● Your objective
Copy every line from the records below that holds the word "cout".

⁂

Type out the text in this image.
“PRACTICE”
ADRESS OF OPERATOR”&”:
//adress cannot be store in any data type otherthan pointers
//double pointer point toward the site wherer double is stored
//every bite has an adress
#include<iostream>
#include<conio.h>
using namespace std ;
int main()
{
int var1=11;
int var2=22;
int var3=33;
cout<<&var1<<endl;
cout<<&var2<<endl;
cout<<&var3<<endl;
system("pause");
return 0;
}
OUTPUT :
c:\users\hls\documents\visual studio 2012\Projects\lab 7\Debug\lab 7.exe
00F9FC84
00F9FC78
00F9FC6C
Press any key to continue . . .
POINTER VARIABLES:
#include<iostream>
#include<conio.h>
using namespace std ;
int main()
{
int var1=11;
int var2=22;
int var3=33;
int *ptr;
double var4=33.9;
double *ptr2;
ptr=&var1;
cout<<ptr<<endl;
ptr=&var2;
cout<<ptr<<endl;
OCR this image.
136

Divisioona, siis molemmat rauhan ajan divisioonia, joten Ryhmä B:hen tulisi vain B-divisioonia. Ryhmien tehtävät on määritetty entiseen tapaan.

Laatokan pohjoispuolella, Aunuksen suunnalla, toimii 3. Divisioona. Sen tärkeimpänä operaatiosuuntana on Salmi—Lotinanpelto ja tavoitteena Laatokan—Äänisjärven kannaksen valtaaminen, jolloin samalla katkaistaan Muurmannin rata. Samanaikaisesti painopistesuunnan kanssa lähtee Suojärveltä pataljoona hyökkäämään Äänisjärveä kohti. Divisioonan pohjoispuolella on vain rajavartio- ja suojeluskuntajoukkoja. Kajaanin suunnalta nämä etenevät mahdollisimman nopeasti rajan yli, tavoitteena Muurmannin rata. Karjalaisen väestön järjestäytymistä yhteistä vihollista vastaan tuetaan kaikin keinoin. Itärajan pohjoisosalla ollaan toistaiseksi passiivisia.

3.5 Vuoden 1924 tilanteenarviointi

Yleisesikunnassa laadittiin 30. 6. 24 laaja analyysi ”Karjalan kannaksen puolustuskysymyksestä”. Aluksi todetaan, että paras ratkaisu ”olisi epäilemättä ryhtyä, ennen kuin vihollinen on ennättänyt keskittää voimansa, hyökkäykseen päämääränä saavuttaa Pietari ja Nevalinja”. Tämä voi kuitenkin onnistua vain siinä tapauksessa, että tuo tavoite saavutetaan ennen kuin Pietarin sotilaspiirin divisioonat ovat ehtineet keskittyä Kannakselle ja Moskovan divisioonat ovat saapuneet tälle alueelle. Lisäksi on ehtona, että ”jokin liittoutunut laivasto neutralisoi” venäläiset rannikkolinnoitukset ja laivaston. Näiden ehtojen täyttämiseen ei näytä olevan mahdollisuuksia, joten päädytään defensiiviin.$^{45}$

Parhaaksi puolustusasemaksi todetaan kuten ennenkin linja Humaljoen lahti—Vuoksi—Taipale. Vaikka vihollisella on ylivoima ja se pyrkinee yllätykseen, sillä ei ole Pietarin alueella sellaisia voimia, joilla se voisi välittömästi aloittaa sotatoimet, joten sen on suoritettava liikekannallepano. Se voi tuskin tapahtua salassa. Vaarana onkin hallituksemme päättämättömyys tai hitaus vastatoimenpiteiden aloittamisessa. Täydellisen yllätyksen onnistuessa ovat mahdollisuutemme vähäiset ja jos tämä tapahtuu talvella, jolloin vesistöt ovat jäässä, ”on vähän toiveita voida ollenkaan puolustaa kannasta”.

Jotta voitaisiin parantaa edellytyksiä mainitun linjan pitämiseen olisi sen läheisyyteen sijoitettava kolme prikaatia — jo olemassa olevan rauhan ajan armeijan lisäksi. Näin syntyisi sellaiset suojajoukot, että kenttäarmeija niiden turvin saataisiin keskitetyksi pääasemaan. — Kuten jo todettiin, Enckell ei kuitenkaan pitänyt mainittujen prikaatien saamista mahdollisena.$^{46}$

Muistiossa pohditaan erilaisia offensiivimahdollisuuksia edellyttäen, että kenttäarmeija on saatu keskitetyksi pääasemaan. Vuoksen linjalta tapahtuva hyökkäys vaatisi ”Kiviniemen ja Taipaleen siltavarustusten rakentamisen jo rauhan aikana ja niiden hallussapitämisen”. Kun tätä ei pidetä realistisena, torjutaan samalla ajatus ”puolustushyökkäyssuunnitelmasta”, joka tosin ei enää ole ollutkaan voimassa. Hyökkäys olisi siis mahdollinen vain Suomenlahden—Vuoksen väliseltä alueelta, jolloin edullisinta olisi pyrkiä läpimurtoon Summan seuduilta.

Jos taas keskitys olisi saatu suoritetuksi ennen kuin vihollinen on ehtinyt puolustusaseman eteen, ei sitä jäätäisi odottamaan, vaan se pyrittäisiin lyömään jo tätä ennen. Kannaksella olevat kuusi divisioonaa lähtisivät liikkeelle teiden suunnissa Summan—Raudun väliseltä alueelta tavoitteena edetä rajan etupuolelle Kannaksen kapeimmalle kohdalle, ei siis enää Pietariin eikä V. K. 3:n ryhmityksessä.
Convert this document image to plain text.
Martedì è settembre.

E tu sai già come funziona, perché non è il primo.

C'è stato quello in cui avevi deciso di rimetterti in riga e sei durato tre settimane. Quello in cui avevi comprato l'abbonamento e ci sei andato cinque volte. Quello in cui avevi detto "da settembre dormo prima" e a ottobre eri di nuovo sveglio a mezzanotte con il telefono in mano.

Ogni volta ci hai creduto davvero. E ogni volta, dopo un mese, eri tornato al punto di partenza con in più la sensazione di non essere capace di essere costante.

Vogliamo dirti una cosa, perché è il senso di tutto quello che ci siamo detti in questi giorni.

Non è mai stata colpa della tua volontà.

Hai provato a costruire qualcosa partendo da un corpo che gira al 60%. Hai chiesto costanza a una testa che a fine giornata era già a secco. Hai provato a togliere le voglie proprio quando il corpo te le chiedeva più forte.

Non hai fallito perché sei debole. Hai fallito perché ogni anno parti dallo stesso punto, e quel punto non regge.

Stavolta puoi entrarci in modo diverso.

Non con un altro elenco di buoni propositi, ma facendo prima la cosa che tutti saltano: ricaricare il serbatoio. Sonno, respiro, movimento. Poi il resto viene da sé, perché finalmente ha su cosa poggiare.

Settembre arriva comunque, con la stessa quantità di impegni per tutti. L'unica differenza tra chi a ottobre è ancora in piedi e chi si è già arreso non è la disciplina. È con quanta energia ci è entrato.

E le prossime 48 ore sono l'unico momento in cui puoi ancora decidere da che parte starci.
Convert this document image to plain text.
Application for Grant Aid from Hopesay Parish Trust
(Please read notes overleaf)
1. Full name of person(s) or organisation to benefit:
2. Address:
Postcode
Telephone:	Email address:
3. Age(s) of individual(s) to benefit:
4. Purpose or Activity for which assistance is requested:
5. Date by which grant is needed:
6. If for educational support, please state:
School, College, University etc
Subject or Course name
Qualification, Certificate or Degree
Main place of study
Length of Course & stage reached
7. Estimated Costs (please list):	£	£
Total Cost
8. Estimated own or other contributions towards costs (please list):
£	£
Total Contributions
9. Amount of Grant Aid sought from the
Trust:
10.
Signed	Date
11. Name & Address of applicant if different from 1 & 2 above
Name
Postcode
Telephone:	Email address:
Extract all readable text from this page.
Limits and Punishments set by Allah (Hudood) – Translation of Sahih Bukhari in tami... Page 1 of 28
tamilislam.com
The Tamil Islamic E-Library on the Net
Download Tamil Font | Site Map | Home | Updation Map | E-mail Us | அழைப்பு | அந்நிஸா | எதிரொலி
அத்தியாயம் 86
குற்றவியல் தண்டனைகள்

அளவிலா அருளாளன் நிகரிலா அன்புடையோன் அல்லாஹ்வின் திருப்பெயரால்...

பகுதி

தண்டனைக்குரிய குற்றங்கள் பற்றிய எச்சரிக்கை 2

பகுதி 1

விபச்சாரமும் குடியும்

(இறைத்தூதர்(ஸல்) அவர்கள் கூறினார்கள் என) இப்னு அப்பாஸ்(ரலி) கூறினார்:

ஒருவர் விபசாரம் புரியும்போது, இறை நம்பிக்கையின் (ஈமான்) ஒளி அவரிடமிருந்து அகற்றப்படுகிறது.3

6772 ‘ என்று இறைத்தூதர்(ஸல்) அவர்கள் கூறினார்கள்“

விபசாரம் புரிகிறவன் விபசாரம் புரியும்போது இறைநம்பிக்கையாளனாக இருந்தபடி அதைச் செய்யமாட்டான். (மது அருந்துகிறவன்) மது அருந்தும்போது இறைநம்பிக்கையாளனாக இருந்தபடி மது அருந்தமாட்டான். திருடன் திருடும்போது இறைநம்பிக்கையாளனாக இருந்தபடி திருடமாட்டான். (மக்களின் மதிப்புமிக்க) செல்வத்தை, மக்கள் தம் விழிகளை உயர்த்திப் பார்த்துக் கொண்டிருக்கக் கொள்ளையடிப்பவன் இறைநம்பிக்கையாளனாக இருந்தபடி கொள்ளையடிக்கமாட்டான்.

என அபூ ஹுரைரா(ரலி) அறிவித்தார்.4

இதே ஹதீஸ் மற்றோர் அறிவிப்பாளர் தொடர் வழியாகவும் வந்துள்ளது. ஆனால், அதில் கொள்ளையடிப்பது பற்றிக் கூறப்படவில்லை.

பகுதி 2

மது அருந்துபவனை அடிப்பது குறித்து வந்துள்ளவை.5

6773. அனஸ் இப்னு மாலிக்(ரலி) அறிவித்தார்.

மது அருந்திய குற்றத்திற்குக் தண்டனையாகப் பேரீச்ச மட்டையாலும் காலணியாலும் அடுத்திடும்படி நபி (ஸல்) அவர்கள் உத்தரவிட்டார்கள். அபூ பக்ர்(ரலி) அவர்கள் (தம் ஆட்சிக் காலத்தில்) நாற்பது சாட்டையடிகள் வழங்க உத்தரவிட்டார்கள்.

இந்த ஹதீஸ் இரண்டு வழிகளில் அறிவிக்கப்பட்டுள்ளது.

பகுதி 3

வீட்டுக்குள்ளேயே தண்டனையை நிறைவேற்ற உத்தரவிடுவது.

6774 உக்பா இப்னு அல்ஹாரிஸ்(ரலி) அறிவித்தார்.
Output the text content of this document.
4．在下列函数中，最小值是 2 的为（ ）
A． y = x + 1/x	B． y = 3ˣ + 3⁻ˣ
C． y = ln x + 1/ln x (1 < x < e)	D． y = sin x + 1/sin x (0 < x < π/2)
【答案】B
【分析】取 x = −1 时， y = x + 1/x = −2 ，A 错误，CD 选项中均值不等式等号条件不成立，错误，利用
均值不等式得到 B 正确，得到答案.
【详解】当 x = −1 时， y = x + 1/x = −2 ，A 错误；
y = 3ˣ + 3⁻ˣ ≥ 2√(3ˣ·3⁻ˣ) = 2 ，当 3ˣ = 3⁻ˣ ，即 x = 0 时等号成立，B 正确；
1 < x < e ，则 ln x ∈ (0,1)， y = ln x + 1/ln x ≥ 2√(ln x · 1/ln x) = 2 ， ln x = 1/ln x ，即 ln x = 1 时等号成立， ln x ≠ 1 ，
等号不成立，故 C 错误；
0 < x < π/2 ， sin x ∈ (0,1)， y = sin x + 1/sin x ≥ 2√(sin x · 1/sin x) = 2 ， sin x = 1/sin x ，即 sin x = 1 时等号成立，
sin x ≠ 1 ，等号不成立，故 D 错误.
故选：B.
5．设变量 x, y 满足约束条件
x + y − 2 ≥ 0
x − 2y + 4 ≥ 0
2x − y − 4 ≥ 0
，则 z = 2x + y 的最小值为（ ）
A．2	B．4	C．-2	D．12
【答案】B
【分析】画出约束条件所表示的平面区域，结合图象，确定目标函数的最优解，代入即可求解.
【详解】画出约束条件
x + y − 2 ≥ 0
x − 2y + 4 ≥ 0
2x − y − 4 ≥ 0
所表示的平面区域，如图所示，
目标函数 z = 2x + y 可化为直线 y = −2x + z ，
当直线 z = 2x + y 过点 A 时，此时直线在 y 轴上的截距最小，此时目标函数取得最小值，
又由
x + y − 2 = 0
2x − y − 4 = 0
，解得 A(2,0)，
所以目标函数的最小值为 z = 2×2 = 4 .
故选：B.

⁂

● Task response
cout<<&var1<<endl;
cout<<&var2<<endl;
cout<<&var3<<endl;
cout<<ptr<<endl;
cout<<ptr<<endl;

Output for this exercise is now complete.